=== Data shown ===

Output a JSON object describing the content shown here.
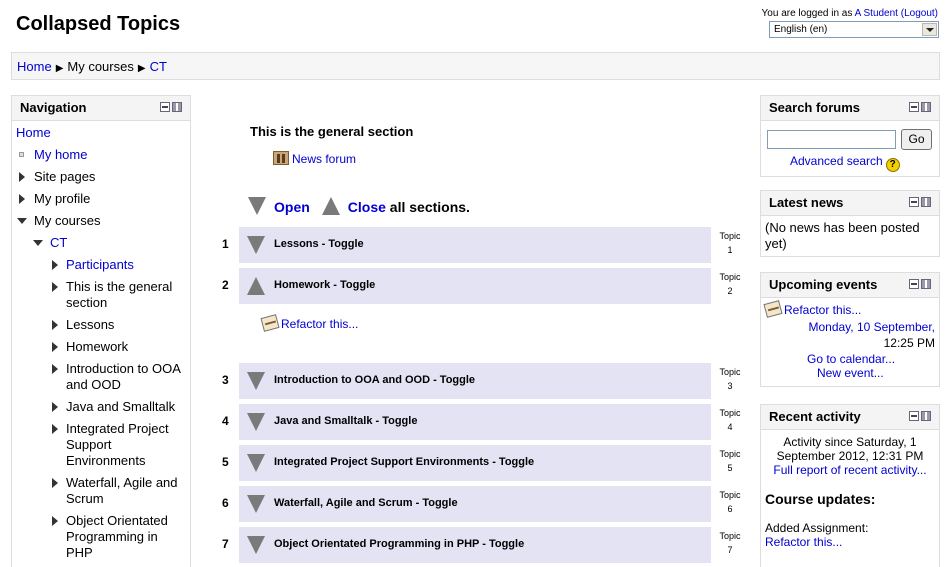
{
  "header": {
    "site_title": "Collapsed Topics",
    "login_prefix": "You are logged in as ",
    "user_name": "A Student",
    "logout_label": "(Logout)",
    "language_selected": "English (en)"
  },
  "breadcrumb": {
    "items": [
      "Home",
      "My courses",
      "CT"
    ],
    "separator": "▶"
  },
  "navigation": {
    "title": "Navigation",
    "home": "Home",
    "my_home": "My home",
    "site_pages": "Site pages",
    "my_profile": "My profile",
    "my_courses": "My courses",
    "course": "CT",
    "course_items": [
      "Participants",
      "This is the general section",
      "Lessons",
      "Homework",
      "Introduction to OOA and OOD",
      "Java and Smalltalk",
      "Integrated Project Support Environments",
      "Waterfall, Agile and Scrum",
      "Object Orientated Programming in PHP"
    ]
  },
  "main": {
    "general_title": "This is the general section",
    "news_forum": "News forum",
    "open_label": "Open",
    "close_label": "Close",
    "all_sections": "all sections.",
    "topic_word": "Topic",
    "sections": [
      {
        "num": "1",
        "label": "Lessons - Toggle",
        "topic_num": "1",
        "state": "closed"
      },
      {
        "num": "2",
        "label": "Homework - Toggle",
        "topic_num": "2",
        "state": "open"
      },
      {
        "num": "3",
        "label": "Introduction to OOA and OOD - Toggle",
        "topic_num": "3",
        "state": "closed"
      },
      {
        "num": "4",
        "label": "Java and Smalltalk - Toggle",
        "topic_num": "4",
        "state": "closed"
      },
      {
        "num": "5",
        "label": "Integrated Project Support Environments - Toggle",
        "topic_num": "5",
        "state": "closed"
      },
      {
        "num": "6",
        "label": "Waterfall, Agile and Scrum - Toggle",
        "topic_num": "6",
        "state": "closed"
      },
      {
        "num": "7",
        "label": "Object Orientated Programming in PHP - Toggle",
        "topic_num": "7",
        "state": "closed"
      }
    ],
    "refactor_link": "Refactor this..."
  },
  "search_forums": {
    "title": "Search forums",
    "input_value": "",
    "go_label": "Go",
    "advanced_label": "Advanced search",
    "help_glyph": "?"
  },
  "latest_news": {
    "title": "Latest news",
    "text": "(No news has been posted yet)"
  },
  "upcoming_events": {
    "title": "Upcoming events",
    "event_title": "Refactor this...",
    "event_date": "Monday, 10 September,",
    "event_time": "12:25 PM",
    "go_calendar": "Go to calendar...",
    "new_event": "New event..."
  },
  "recent_activity": {
    "title": "Recent activity",
    "since": "Activity since Saturday, 1 September 2012, 12:31 PM",
    "full_report": "Full report of recent activity...",
    "course_updates": "Course updates:",
    "added_assignment": "Added Assignment:",
    "assignment_link": "Refactor this..."
  },
  "colors": {
    "link": "#0000d0",
    "section_bar": "#e3e3f4",
    "toggle_triangle": "#7a7a7a",
    "block_header": "#f4f4f4"
  },
  "icons": [
    "forum-icon",
    "assignment-icon",
    "help-icon",
    "block-hide-icon",
    "block-dock-icon"
  ]
}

===

- **Work required**
Write the entries above out again exactly, but not the pictures.

- **Result of the exercise**
Output a JSON object describing the content shown here.
{
  "header": {
    "site_title": "Collapsed Topics",
    "login_prefix": "You are logged in as ",
    "user_name": "A Student",
    "logout_label": "(Logout)",
    "language_selected": "English (en)"
  },
  "breadcrumb": {
    "items": [
      "Home",
      "My courses",
      "CT"
    ],
    "separator": "▶"
  },
  "navigation": {
    "title": "Navigation",
    "home": "Home",
    "my_home": "My home",
    "site_pages": "Site pages",
    "my_profile": "My profile",
    "my_courses": "My courses",
    "course": "CT",
    "course_items": [
      "Participants",
      "This is the general section",
      "Lessons",
      "Homework",
      "Introduction to OOA and OOD",
      "Java and Smalltalk",
      "Integrated Project Support Environments",
      "Waterfall, Agile and Scrum",
      "Object Orientated Programming in PHP"
    ]
  },
  "main": {
    "general_title": "This is the general section",
    "news_forum": "News forum",
    "open_label": "Open",
    "close_label": "Close",
    "all_sections": "all sections.",
    "topic_word": "Topic",
    "sections": [
      {
        "num": "1",
        "label": "Lessons - Toggle",
        "topic_num": "1",
        "state": "closed"
      },
      {
        "num": "2",
        "label": "Homework - Toggle",
        "topic_num": "2",
        "state": "open"
      },
      {
        "num": "3",
        "label": "Introduction to OOA and OOD - Toggle",
        "topic_num": "3",
        "state": "closed"
      },
      {
        "num": "4",
        "label": "Java and Smalltalk - Toggle",
        "topic_num": "4",
        "state": "closed"
      },
      {
        "num": "5",
        "label": "Integrated Project Support Environments - Toggle",
        "topic_num": "5",
        "state": "closed"
      },
      {
        "num": "6",
        "label": "Waterfall, Agile and Scrum - Toggle",
        "topic_num": "6",
        "state": "closed"
      },
      {
        "num": "7",
        "label": "Object Orientated Programming in PHP - Toggle",
        "topic_num": "7",
        "state": "closed"
      }
    ],
    "refactor_link": "Refactor this..."
  },
  "search_forums": {
    "title": "Search forums",
    "input_value": "",
    "go_label": "Go",
    "advanced_label": "Advanced search",
    "help_glyph": "?"
  },
  "latest_news": {
    "title": "Latest news",
    "text": "(No news has been posted yet)"
  },
  "upcoming_events": {
    "title": "Upcoming events",
    "event_title": "Refactor this...",
    "event_date": "Monday, 10 September,",
    "event_time": "12:25 PM",
    "go_calendar": "Go to calendar...",
    "new_event": "New event..."
  },
  "recent_activity": {
    "title": "Recent activity",
    "since": "Activity since Saturday, 1 September 2012, 12:31 PM",
    "full_report": "Full report of recent activity...",
    "course_updates": "Course updates:",
    "added_assignment": "Added Assignment:",
    "assignment_link": "Refactor this..."
  },
  "colors": {
    "link": "#0000d0",
    "section_bar": "#e3e3f4",
    "toggle_triangle": "#7a7a7a",
    "block_header": "#f4f4f4"
  },
  "icons": [
    "forum-icon",
    "assignment-icon",
    "help-icon",
    "block-hide-icon",
    "block-dock-icon"
  ]
}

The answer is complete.